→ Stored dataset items
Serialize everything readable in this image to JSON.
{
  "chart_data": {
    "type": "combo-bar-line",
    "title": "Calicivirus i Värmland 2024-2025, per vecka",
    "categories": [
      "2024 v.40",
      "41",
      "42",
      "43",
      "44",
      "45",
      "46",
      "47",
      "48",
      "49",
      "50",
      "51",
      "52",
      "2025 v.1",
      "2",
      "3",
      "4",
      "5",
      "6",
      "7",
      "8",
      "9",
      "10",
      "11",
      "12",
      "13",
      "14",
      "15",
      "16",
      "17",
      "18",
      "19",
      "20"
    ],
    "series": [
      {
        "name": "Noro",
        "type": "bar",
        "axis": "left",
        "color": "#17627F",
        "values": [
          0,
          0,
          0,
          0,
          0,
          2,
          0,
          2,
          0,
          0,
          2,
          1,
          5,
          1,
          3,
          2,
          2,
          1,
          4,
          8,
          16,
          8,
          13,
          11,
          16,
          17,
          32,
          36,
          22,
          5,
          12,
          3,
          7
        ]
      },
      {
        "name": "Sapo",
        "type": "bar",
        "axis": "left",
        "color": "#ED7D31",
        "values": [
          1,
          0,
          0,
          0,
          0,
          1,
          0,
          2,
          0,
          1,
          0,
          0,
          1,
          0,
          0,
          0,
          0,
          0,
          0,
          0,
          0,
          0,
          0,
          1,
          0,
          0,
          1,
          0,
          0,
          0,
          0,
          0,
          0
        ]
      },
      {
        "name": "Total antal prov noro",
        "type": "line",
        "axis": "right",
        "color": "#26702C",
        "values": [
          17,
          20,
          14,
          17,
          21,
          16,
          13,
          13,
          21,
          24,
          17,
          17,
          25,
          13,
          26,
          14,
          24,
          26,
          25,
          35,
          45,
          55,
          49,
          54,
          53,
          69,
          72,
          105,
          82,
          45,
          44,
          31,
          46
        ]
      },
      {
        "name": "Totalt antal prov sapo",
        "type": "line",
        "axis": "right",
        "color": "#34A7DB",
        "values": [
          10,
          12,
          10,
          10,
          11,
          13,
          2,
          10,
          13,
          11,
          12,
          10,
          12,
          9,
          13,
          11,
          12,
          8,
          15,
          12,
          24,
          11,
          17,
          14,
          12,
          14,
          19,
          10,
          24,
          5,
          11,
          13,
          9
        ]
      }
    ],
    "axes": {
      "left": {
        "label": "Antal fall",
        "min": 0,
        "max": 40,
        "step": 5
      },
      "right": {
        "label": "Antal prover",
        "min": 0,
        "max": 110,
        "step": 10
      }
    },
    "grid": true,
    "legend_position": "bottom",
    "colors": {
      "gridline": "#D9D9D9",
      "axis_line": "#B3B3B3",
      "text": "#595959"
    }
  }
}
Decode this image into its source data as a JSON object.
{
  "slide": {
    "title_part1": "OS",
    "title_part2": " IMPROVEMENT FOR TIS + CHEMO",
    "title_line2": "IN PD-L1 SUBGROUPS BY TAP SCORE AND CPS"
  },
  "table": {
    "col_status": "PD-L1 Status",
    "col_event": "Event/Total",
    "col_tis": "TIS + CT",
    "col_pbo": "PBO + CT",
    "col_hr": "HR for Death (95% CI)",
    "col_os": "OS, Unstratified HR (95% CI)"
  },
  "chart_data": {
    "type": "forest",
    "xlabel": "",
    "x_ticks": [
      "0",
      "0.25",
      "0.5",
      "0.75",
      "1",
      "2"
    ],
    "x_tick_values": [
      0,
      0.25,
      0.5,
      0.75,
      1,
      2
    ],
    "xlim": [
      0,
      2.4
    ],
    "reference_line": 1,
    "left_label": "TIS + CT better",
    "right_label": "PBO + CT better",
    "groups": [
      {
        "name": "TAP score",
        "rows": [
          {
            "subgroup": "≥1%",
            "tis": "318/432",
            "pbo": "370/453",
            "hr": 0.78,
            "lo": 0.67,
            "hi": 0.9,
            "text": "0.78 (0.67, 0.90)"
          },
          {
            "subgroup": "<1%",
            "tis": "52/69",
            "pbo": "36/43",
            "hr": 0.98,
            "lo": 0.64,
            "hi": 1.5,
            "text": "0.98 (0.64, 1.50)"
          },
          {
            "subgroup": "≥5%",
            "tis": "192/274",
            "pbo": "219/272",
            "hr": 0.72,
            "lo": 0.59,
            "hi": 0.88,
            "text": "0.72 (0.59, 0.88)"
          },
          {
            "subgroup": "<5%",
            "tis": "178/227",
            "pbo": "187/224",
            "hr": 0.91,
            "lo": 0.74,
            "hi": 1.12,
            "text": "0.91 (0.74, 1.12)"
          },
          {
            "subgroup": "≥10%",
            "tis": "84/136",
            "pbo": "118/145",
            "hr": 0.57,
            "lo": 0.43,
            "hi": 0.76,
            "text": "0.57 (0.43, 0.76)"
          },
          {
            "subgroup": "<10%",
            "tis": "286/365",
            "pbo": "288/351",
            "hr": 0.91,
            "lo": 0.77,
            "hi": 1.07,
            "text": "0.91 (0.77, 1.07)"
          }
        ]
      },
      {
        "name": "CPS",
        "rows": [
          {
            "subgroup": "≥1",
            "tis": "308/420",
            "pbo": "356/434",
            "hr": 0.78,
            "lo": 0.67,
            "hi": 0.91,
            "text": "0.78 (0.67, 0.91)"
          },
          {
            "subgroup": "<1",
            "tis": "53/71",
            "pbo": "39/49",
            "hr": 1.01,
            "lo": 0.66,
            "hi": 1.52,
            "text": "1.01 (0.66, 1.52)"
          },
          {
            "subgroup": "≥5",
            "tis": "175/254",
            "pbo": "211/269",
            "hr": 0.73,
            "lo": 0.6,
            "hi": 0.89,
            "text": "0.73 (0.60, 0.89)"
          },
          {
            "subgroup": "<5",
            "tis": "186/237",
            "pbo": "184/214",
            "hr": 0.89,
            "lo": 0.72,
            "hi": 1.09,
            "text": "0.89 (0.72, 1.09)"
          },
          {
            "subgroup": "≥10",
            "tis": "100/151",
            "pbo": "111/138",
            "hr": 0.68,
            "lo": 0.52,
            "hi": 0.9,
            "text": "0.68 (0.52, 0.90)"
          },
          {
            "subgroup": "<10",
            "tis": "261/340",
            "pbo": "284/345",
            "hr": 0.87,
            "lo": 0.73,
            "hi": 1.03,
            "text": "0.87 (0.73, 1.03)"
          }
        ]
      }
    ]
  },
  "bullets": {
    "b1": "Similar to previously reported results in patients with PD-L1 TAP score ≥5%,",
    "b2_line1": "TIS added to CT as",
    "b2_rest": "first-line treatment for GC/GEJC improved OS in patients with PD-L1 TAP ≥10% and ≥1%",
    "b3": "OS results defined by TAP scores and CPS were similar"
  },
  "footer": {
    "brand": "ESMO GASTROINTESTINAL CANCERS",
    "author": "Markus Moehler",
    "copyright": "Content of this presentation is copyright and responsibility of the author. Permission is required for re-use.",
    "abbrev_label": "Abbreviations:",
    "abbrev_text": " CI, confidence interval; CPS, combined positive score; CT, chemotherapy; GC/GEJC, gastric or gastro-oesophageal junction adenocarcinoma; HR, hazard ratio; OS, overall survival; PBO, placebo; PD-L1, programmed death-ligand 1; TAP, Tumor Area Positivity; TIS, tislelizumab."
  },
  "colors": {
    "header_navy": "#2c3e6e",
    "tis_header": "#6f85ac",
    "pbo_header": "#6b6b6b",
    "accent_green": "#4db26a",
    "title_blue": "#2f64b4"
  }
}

→ Work task
All of the data must be written out again, exactly as it stands.

→ Response for this exercise
Serialize everything readable in this image to JSON.
{
  "chart_data": {
    "type": "combo-bar-line",
    "title": "Calicivirus i Värmland 2024-2025, per vecka",
    "categories": [
      "2024 v.40",
      "41",
      "42",
      "43",
      "44",
      "45",
      "46",
      "47",
      "48",
      "49",
      "50",
      "51",
      "52",
      "2025 v.1",
      "2",
      "3",
      "4",
      "5",
      "6",
      "7",
      "8",
      "9",
      "10",
      "11",
      "12",
      "13",
      "14",
      "15",
      "16",
      "17",
      "18",
      "19",
      "20"
    ],
    "series": [
      {
        "name": "Noro",
        "type": "bar",
        "axis": "left",
        "color": "#17627F",
        "values": [
          0,
          0,
          0,
          0,
          0,
          2,
          0,
          2,
          0,
          0,
          2,
          1,
          5,
          1,
          3,
          2,
          2,
          1,
          4,
          8,
          16,
          8,
          13,
          11,
          16,
          17,
          32,
          36,
          22,
          5,
          12,
          3,
          7
        ]
      },
      {
        "name": "Sapo",
        "type": "bar",
        "axis": "left",
        "color": "#ED7D31",
        "values": [
          1,
          0,
          0,
          0,
          0,
          1,
          0,
          2,
          0,
          1,
          0,
          0,
          1,
          0,
          0,
          0,
          0,
          0,
          0,
          0,
          0,
          0,
          0,
          1,
          0,
          0,
          1,
          0,
          0,
          0,
          0,
          0,
          0
        ]
      },
      {
        "name": "Total antal prov noro",
        "type": "line",
        "axis": "right",
        "color": "#26702C",
        "values": [
          17,
          20,
          14,
          17,
          21,
          16,
          13,
          13,
          21,
          24,
          17,
          17,
          25,
          13,
          26,
          14,
          24,
          26,
          25,
          35,
          45,
          55,
          49,
          54,
          53,
          69,
          72,
          105,
          82,
          45,
          44,
          31,
          46
        ]
      },
      {
        "name": "Totalt antal prov sapo",
        "type": "line",
        "axis": "right",
        "color": "#34A7DB",
        "values": [
          10,
          12,
          10,
          10,
          11,
          13,
          2,
          10,
          13,
          11,
          12,
          10,
          12,
          9,
          13,
          11,
          12,
          8,
          15,
          12,
          24,
          11,
          17,
          14,
          12,
          14,
          19,
          10,
          24,
          5,
          11,
          13,
          9
        ]
      }
    ],
    "axes": {
      "left": {
        "label": "Antal fall",
        "min": 0,
        "max": 40,
        "step": 5
      },
      "right": {
        "label": "Antal prover",
        "min": 0,
        "max": 110,
        "step": 10
      }
    },
    "grid": true,
    "legend_position": "bottom",
    "colors": {
      "gridline": "#D9D9D9",
      "axis_line": "#B3B3B3",
      "text": "#595959"
    }
  }
}
Decode this image into its source data as a JSON object.
{
  "slide": {
    "title_part1": "OS",
    "title_part2": " IMPROVEMENT FOR TIS + CHEMO",
    "title_line2": "IN PD-L1 SUBGROUPS BY TAP SCORE AND CPS"
  },
  "table": {
    "col_status": "PD-L1 Status",
    "col_event": "Event/Total",
    "col_tis": "TIS + CT",
    "col_pbo": "PBO + CT",
    "col_hr": "HR for Death (95% CI)",
    "col_os": "OS, Unstratified HR (95% CI)"
  },
  "chart_data": {
    "type": "forest",
    "xlabel": "",
    "x_ticks": [
      "0",
      "0.25",
      "0.5",
      "0.75",
      "1",
      "2"
    ],
    "x_tick_values": [
      0,
      0.25,
      0.5,
      0.75,
      1,
      2
    ],
    "xlim": [
      0,
      2.4
    ],
    "reference_line": 1,
    "left_label": "TIS + CT better",
    "right_label": "PBO + CT better",
    "groups": [
      {
        "name": "TAP score",
        "rows": [
          {
            "subgroup": "≥1%",
            "tis": "318/432",
            "pbo": "370/453",
            "hr": 0.78,
            "lo": 0.67,
            "hi": 0.9,
            "text": "0.78 (0.67, 0.90)"
          },
          {
            "subgroup": "<1%",
            "tis": "52/69",
            "pbo": "36/43",
            "hr": 0.98,
            "lo": 0.64,
            "hi": 1.5,
            "text": "0.98 (0.64, 1.50)"
          },
          {
            "subgroup": "≥5%",
            "tis": "192/274",
            "pbo": "219/272",
            "hr": 0.72,
            "lo": 0.59,
            "hi": 0.88,
            "text": "0.72 (0.59, 0.88)"
          },
          {
            "subgroup": "<5%",
            "tis": "178/227",
            "pbo": "187/224",
            "hr": 0.91,
            "lo": 0.74,
            "hi": 1.12,
            "text": "0.91 (0.74, 1.12)"
          },
          {
            "subgroup": "≥10%",
            "tis": "84/136",
            "pbo": "118/145",
            "hr": 0.57,
            "lo": 0.43,
            "hi": 0.76,
            "text": "0.57 (0.43, 0.76)"
          },
          {
            "subgroup": "<10%",
            "tis": "286/365",
            "pbo": "288/351",
            "hr": 0.91,
            "lo": 0.77,
            "hi": 1.07,
            "text": "0.91 (0.77, 1.07)"
          }
        ]
      },
      {
        "name": "CPS",
        "rows": [
          {
            "subgroup": "≥1",
            "tis": "308/420",
            "pbo": "356/434",
            "hr": 0.78,
            "lo": 0.67,
            "hi": 0.91,
            "text": "0.78 (0.67, 0.91)"
          },
          {
            "subgroup": "<1",
            "tis": "53/71",
            "pbo": "39/49",
            "hr": 1.01,
            "lo": 0.66,
            "hi": 1.52,
            "text": "1.01 (0.66, 1.52)"
          },
          {
            "subgroup": "≥5",
            "tis": "175/254",
            "pbo": "211/269",
            "hr": 0.73,
            "lo": 0.6,
            "hi": 0.89,
            "text": "0.73 (0.60, 0.89)"
          },
          {
            "subgroup": "<5",
            "tis": "186/237",
            "pbo": "184/214",
            "hr": 0.89,
            "lo": 0.72,
            "hi": 1.09,
            "text": "0.89 (0.72, 1.09)"
          },
          {
            "subgroup": "≥10",
            "tis": "100/151",
            "pbo": "111/138",
            "hr": 0.68,
            "lo": 0.52,
            "hi": 0.9,
            "text": "0.68 (0.52, 0.90)"
          },
          {
            "subgroup": "<10",
            "tis": "261/340",
            "pbo": "284/345",
            "hr": 0.87,
            "lo": 0.73,
            "hi": 1.03,
            "text": "0.87 (0.73, 1.03)"
          }
        ]
      }
    ]
  },
  "bullets": {
    "b1": "Similar to previously reported results in patients with PD-L1 TAP score ≥5%,",
    "b2_line1": "TIS added to CT as",
    "b2_rest": "first-line treatment for GC/GEJC improved OS in patients with PD-L1 TAP ≥10% and ≥1%",
    "b3": "OS results defined by TAP scores and CPS were similar"
  },
  "footer": {
    "brand": "ESMO GASTROINTESTINAL CANCERS",
    "author": "Markus Moehler",
    "copyright": "Content of this presentation is copyright and responsibility of the author. Permission is required for re-use.",
    "abbrev_label": "Abbreviations:",
    "abbrev_text": " CI, confidence interval; CPS, combined positive score; CT, chemotherapy; GC/GEJC, gastric or gastro-oesophageal junction adenocarcinoma; HR, hazard ratio; OS, overall survival; PBO, placebo; PD-L1, programmed death-ligand 1; TAP, Tumor Area Positivity; TIS, tislelizumab."
  },
  "colors": {
    "header_navy": "#2c3e6e",
    "tis_header": "#6f85ac",
    "pbo_header": "#6b6b6b",
    "accent_green": "#4db26a",
    "title_blue": "#2f64b4"
  }
}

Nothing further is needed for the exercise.